───── Excerpted data ─────

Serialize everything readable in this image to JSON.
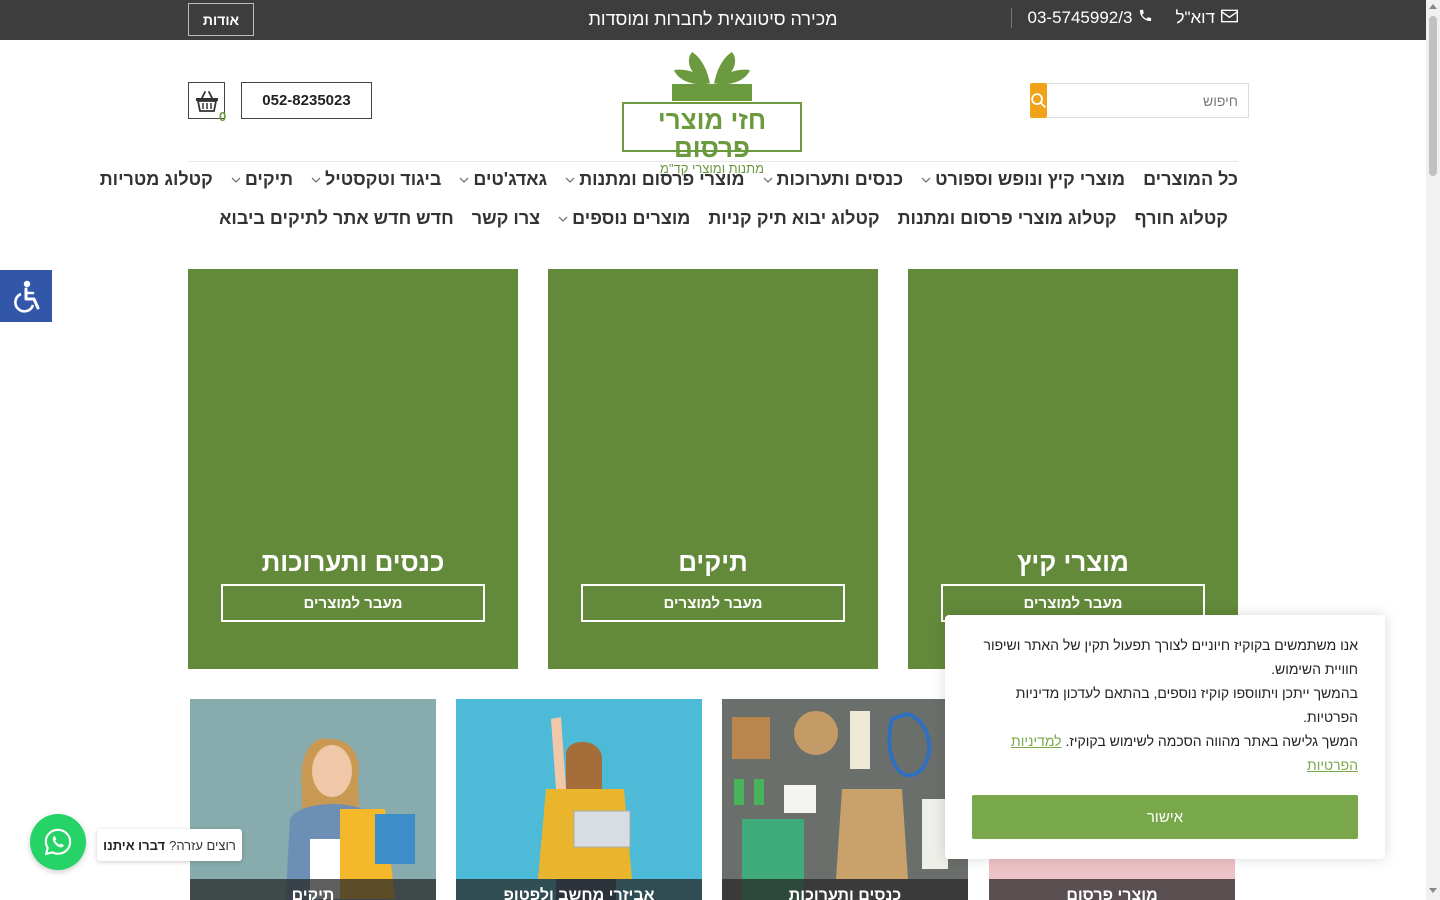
{
  "topbar": {
    "about_label": "אודות",
    "tagline": "מכירה סיטונאית לחברות ומוסדות",
    "phone": "03-5745992/3",
    "email_label": "דוא\"ל"
  },
  "header": {
    "search_placeholder": "חיפוש",
    "logo_main": "חזי מוצרי פרסום",
    "logo_sub": "מתנות ומוצרי קד\"מ",
    "phone": "052-8235023",
    "cart_count": "0"
  },
  "nav": {
    "row1": [
      {
        "label": "כל המוצרים",
        "dropdown": false
      },
      {
        "label": "מוצרי קיץ ונופש וספורט",
        "dropdown": true
      },
      {
        "label": "כנסים ותערוכות",
        "dropdown": true
      },
      {
        "label": "מוצרי פרסום ומתנות",
        "dropdown": true
      },
      {
        "label": "גאדג'טים",
        "dropdown": true
      },
      {
        "label": "ביגוד וטקסטיל",
        "dropdown": true
      },
      {
        "label": "תיקים",
        "dropdown": true
      },
      {
        "label": "קטלוג מטריות",
        "dropdown": false
      }
    ],
    "row2": [
      {
        "label": "קטלוג חורף",
        "dropdown": false
      },
      {
        "label": "קטלוג מוצרי פרסום ומתנות",
        "dropdown": false
      },
      {
        "label": "קטלוג יבוא תיק קניות",
        "dropdown": false
      },
      {
        "label": "מוצרים נוספים",
        "dropdown": true
      },
      {
        "label": "צרו קשר",
        "dropdown": false
      },
      {
        "label": "חדש חדש אתר לתיקים ביבוא",
        "dropdown": false
      }
    ]
  },
  "tiles": [
    {
      "title": "כנסים ותערוכות",
      "button": "מעבר למוצרים"
    },
    {
      "title": "תיקים",
      "button": "מעבר למוצרים"
    },
    {
      "title": "מוצרי קיץ",
      "button": "מעבר למוצרים"
    }
  ],
  "cards": [
    {
      "label": "תיקים"
    },
    {
      "label": "אביזרי מחשב ולפטופ"
    },
    {
      "label": "כנסים ותערוכות"
    },
    {
      "label": "מוצרי פרסום"
    }
  ],
  "cookie": {
    "line1": "אנו משתמשים בקוקיז חיוניים לצורך תפעול תקין של האתר ושיפור חוויית השימוש.",
    "line2": "בהמשך ייתכן ויתווספו קוקיז נוספים, בהתאם לעדכון מדיניות הפרטיות.",
    "line3": "המשך גלישה באתר מהווה הסכמה לשימוש בקוקיז.",
    "link": "למדיניות הפרטיות",
    "button": "אישור"
  },
  "whatsapp": {
    "question": "רוצים עזרה?",
    "cta": "דברו איתנו"
  },
  "colors": {
    "topbar": "#3d3d3d",
    "brand_green": "#638a3b",
    "search_orange": "#f0a21a",
    "accessibility_blue": "#3257a8",
    "whatsapp_green": "#25d366"
  }
}
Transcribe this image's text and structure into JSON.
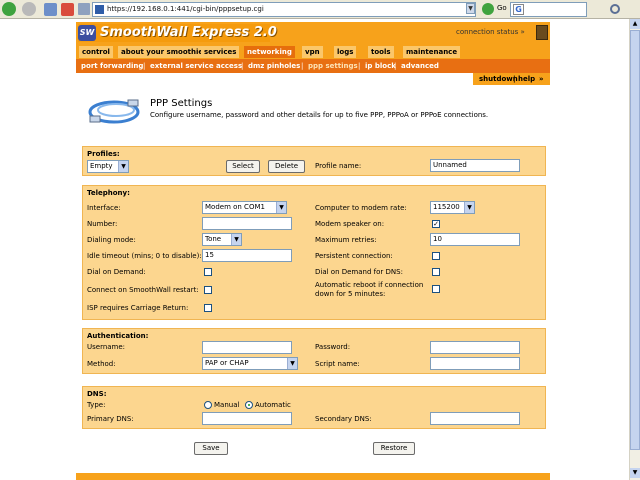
{
  "browser": {
    "url": "https://192.168.0.1:441/cgi-bin/pppsetup.cgi",
    "go_label": "Go",
    "search_value": ""
  },
  "header": {
    "logo_text": "SmoothWall Express 2.0",
    "logo_mark": "SW",
    "connection_status": "connection status »"
  },
  "nav": {
    "main": [
      "control",
      "about your smoothie",
      "services",
      "networking",
      "vpn",
      "logs",
      "tools",
      "maintenance"
    ],
    "active_main": "networking",
    "sub": [
      "port forwarding",
      "external service access",
      "dmz pinholes",
      "ppp settings",
      "ip block",
      "advanced"
    ],
    "active_sub": "ppp settings",
    "shutdown": "shutdown",
    "help": "help"
  },
  "page": {
    "title": "PPP Settings",
    "description": "Configure username, password and other details for up to five PPP, PPPoA or PPPoE connections."
  },
  "profiles": {
    "title": "Profiles:",
    "selected": "Empty",
    "select_btn": "Select",
    "delete_btn": "Delete",
    "name_label": "Profile name:",
    "name_value": "Unnamed"
  },
  "telephony": {
    "title": "Telephony:",
    "interface_label": "Interface:",
    "interface_value": "Modem on COM1",
    "rate_label": "Computer to modem rate:",
    "rate_value": "115200",
    "number_label": "Number:",
    "number_value": "",
    "speaker_label": "Modem speaker on:",
    "speaker_checked": true,
    "dialing_label": "Dialing mode:",
    "dialing_value": "Tone",
    "retries_label": "Maximum retries:",
    "retries_value": "10",
    "idle_label": "Idle timeout (mins; 0 to disable):",
    "idle_value": "15",
    "persistent_label": "Persistent connection:",
    "persistent_checked": false,
    "dod_label": "Dial on Demand:",
    "dod_checked": false,
    "dod_dns_label": "Dial on Demand for DNS:",
    "dod_dns_checked": false,
    "connect_restart_label": "Connect on SmoothWall restart:",
    "connect_restart_checked": false,
    "auto_reboot_label_1": "Automatic reboot if connection",
    "auto_reboot_label_2": "down for 5 minutes:",
    "auto_reboot_checked": false,
    "carriage_label": "ISP requires Carriage Return:",
    "carriage_checked": false
  },
  "authentication": {
    "title": "Authentication:",
    "username_label": "Username:",
    "username_value": "",
    "password_label": "Password:",
    "password_value": "",
    "method_label": "Method:",
    "method_value": "PAP or CHAP",
    "script_label": "Script name:",
    "script_value": ""
  },
  "dns": {
    "title": "DNS:",
    "type_label": "Type:",
    "manual_label": "Manual",
    "automatic_label": "Automatic",
    "selected": "Automatic",
    "primary_label": "Primary DNS:",
    "primary_value": "",
    "secondary_label": "Secondary DNS:",
    "secondary_value": ""
  },
  "actions": {
    "save": "Save",
    "restore": "Restore"
  },
  "colors": {
    "brand_orange": "#f7a21b",
    "sub_nav": "#e86f12",
    "panel": "#fcd68f"
  }
}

─────

— What is being asked —
Quote the full listing above word for word; exclude every picture from the copy.

— Result of the exercise —
Serialize everything readable in this image to JSON.
{
  "topbar": {
    "about_label": "אודות",
    "tagline": "מכירה סיטונאית לחברות ומוסדות",
    "phone": "03-5745992/3",
    "email_label": "דוא\"ל"
  },
  "header": {
    "search_placeholder": "חיפוש",
    "logo_main": "חזי מוצרי פרסום",
    "logo_sub": "מתנות ומוצרי קד\"מ",
    "phone": "052-8235023",
    "cart_count": "0"
  },
  "nav": {
    "row1": [
      {
        "label": "כל המוצרים",
        "dropdown": false
      },
      {
        "label": "מוצרי קיץ ונופש וספורט",
        "dropdown": true
      },
      {
        "label": "כנסים ותערוכות",
        "dropdown": true
      },
      {
        "label": "מוצרי פרסום ומתנות",
        "dropdown": true
      },
      {
        "label": "גאדג'טים",
        "dropdown": true
      },
      {
        "label": "ביגוד וטקסטיל",
        "dropdown": true
      },
      {
        "label": "תיקים",
        "dropdown": true
      },
      {
        "label": "קטלוג מטריות",
        "dropdown": false
      }
    ],
    "row2": [
      {
        "label": "קטלוג חורף",
        "dropdown": false
      },
      {
        "label": "קטלוג מוצרי פרסום ומתנות",
        "dropdown": false
      },
      {
        "label": "קטלוג יבוא תיק קניות",
        "dropdown": false
      },
      {
        "label": "מוצרים נוספים",
        "dropdown": true
      },
      {
        "label": "צרו קשר",
        "dropdown": false
      },
      {
        "label": "חדש חדש אתר לתיקים ביבוא",
        "dropdown": false
      }
    ]
  },
  "tiles": [
    {
      "title": "כנסים ותערוכות",
      "button": "מעבר למוצרים"
    },
    {
      "title": "תיקים",
      "button": "מעבר למוצרים"
    },
    {
      "title": "מוצרי קיץ",
      "button": "מעבר למוצרים"
    }
  ],
  "cards": [
    {
      "label": "תיקים"
    },
    {
      "label": "אביזרי מחשב ולפטופ"
    },
    {
      "label": "כנסים ותערוכות"
    },
    {
      "label": "מוצרי פרסום"
    }
  ],
  "cookie": {
    "line1": "אנו משתמשים בקוקיז חיוניים לצורך תפעול תקין של האתר ושיפור חוויית השימוש.",
    "line2": "בהמשך ייתכן ויתווספו קוקיז נוספים, בהתאם לעדכון מדיניות הפרטיות.",
    "line3": "המשך גלישה באתר מהווה הסכמה לשימוש בקוקיז.",
    "link": "למדיניות הפרטיות",
    "button": "אישור"
  },
  "whatsapp": {
    "question": "רוצים עזרה?",
    "cta": "דברו איתנו"
  },
  "colors": {
    "topbar": "#3d3d3d",
    "brand_green": "#638a3b",
    "search_orange": "#f0a21a",
    "accessibility_blue": "#3257a8",
    "whatsapp_green": "#25d366"
  }
}
Transcribe this image's text and structure into JSON.
{
  "browser": {
    "url": "https://192.168.0.1:441/cgi-bin/pppsetup.cgi",
    "go_label": "Go",
    "search_value": ""
  },
  "header": {
    "logo_text": "SmoothWall Express 2.0",
    "logo_mark": "SW",
    "connection_status": "connection status »"
  },
  "nav": {
    "main": [
      "control",
      "about your smoothie",
      "services",
      "networking",
      "vpn",
      "logs",
      "tools",
      "maintenance"
    ],
    "active_main": "networking",
    "sub": [
      "port forwarding",
      "external service access",
      "dmz pinholes",
      "ppp settings",
      "ip block",
      "advanced"
    ],
    "active_sub": "ppp settings",
    "shutdown": "shutdown",
    "help": "help"
  },
  "page": {
    "title": "PPP Settings",
    "description": "Configure username, password and other details for up to five PPP, PPPoA or PPPoE connections."
  },
  "profiles": {
    "title": "Profiles:",
    "selected": "Empty",
    "select_btn": "Select",
    "delete_btn": "Delete",
    "name_label": "Profile name:",
    "name_value": "Unnamed"
  },
  "telephony": {
    "title": "Telephony:",
    "interface_label": "Interface:",
    "interface_value": "Modem on COM1",
    "rate_label": "Computer to modem rate:",
    "rate_value": "115200",
    "number_label": "Number:",
    "number_value": "",
    "speaker_label": "Modem speaker on:",
    "speaker_checked": true,
    "dialing_label": "Dialing mode:",
    "dialing_value": "Tone",
    "retries_label": "Maximum retries:",
    "retries_value": "10",
    "idle_label": "Idle timeout (mins; 0 to disable):",
    "idle_value": "15",
    "persistent_label": "Persistent connection:",
    "persistent_checked": false,
    "dod_label": "Dial on Demand:",
    "dod_checked": false,
    "dod_dns_label": "Dial on Demand for DNS:",
    "dod_dns_checked": false,
    "connect_restart_label": "Connect on SmoothWall restart:",
    "connect_restart_checked": false,
    "auto_reboot_label_1": "Automatic reboot if connection",
    "auto_reboot_label_2": "down for 5 minutes:",
    "auto_reboot_checked": false,
    "carriage_label": "ISP requires Carriage Return:",
    "carriage_checked": false
  },
  "authentication": {
    "title": "Authentication:",
    "username_label": "Username:",
    "username_value": "",
    "password_label": "Password:",
    "password_value": "",
    "method_label": "Method:",
    "method_value": "PAP or CHAP",
    "script_label": "Script name:",
    "script_value": ""
  },
  "dns": {
    "title": "DNS:",
    "type_label": "Type:",
    "manual_label": "Manual",
    "automatic_label": "Automatic",
    "selected": "Automatic",
    "primary_label": "Primary DNS:",
    "primary_value": "",
    "secondary_label": "Secondary DNS:",
    "secondary_value": ""
  },
  "actions": {
    "save": "Save",
    "restore": "Restore"
  },
  "colors": {
    "brand_orange": "#f7a21b",
    "sub_nav": "#e86f12",
    "panel": "#fcd68f"
  }
}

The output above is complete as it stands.